No Treaty, No Problem for the DEA

Update 7/27: The Netherlands has authorized Aruba to release Hugo Carvajal, saying he does have diplomatic immunity. Looks like the DEA has lost this round. Definitely the right decision in my view.


Venezuela does not allow the extradition of its citizens to the U.S. That doesn't stop the DEA. The latest conquests in its global war on drugs: Benny Palmeri-Bacchia, a Venezuelan attorney who served as a judge and prosecutor, and Hugo Carvajal Barrios, aka "Pollo" (chicken), the former head of Venezuela's Military Intelligence. Palmeri-Bacchi was arrested en route to Disneyland with his family for a vacation, and Carvajal was arrested in Aruba (as the result of a year long DEA plan to arrest him outside of Venezuela, more on this below.) [More...]

Caravjal was arrested when he arrived in Aruba this week to assume duties in his new job as a consular official for Venezuela. He should have had diplomatic immunity, but the Netherlands, which controls Aruba, claimed it never approved his appointment, and an Aruban judge Friday upheld his detention for extradition to the U.S. on the arrest warrant in Caravjal's Miami case. The President of Venezuela is outraged, and says Caravjal was kidnapped.

They are indicted in separate cases in Miami. Essentially, Caravjal isaccused of accepting bribes from drug traffickers to fly cocaine shipments from Venezuela to Mexico and the Caribbean for distribution in the United States. They served in the Government of Hugo Chavez.

• _Data lines_:

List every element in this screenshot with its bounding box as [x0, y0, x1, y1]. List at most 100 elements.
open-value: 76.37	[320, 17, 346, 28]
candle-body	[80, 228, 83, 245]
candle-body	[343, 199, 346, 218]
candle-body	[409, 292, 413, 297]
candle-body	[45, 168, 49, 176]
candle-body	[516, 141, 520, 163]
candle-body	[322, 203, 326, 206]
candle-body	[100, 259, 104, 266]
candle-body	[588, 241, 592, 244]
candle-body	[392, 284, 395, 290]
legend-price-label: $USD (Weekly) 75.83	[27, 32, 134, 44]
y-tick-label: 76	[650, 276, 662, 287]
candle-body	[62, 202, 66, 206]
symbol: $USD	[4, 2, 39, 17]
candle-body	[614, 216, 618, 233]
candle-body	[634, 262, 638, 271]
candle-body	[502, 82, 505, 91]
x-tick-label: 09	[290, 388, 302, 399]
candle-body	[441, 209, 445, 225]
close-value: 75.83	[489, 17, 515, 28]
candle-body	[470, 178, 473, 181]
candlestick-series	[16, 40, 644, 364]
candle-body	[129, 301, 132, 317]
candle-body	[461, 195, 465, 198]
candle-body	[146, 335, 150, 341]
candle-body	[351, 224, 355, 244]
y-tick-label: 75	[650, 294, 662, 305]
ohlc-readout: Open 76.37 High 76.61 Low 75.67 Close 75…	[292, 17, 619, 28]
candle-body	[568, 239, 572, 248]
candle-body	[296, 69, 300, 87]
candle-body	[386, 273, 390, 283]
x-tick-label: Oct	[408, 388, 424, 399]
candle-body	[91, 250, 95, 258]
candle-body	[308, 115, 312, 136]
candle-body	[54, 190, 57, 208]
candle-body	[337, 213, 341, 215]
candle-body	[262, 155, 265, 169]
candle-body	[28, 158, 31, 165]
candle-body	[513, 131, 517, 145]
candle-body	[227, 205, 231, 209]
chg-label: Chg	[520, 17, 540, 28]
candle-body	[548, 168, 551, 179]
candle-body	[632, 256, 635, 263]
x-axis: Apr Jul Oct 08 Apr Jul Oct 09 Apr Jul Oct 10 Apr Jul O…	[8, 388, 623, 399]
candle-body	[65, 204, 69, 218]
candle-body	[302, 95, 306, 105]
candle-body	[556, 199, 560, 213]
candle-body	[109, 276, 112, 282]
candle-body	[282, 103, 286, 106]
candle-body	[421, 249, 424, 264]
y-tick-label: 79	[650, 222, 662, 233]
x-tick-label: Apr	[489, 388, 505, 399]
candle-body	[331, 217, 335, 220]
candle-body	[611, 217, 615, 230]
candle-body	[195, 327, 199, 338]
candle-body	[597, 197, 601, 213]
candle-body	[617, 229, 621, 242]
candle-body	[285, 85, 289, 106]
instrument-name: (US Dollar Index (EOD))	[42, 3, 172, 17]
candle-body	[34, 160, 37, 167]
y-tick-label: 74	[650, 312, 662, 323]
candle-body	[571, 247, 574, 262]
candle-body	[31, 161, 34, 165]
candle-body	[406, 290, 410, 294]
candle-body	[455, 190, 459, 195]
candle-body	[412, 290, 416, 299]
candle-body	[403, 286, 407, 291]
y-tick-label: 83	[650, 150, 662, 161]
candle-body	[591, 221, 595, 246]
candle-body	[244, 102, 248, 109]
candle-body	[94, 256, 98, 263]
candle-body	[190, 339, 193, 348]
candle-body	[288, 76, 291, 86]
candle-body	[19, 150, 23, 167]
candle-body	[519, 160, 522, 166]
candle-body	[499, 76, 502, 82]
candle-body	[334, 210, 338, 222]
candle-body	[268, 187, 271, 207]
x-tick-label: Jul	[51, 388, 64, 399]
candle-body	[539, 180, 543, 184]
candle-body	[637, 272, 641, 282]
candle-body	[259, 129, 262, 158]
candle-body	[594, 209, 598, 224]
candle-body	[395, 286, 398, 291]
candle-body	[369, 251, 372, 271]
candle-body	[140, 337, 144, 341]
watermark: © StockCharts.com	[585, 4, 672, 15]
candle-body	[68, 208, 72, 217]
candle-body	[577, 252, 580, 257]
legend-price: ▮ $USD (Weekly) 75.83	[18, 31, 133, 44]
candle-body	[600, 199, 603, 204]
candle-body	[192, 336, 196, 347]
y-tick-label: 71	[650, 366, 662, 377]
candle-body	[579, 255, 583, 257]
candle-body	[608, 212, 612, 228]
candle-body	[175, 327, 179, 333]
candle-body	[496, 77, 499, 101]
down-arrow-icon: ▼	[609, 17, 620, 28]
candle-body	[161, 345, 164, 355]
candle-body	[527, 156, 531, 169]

• _The request_:
Revise the stretch of the DEA post from "Update 7/27: The" through "in my view.", putting "consular immunity" wherever "diplomatic immunity" appears.

• _The output_:
Update 7/27: The Netherlands has authorized Aruba to release Hugo Carvajal, saying he does have consular immunity. Looks like the DEA has lost this round. Definitely the right decision in my view.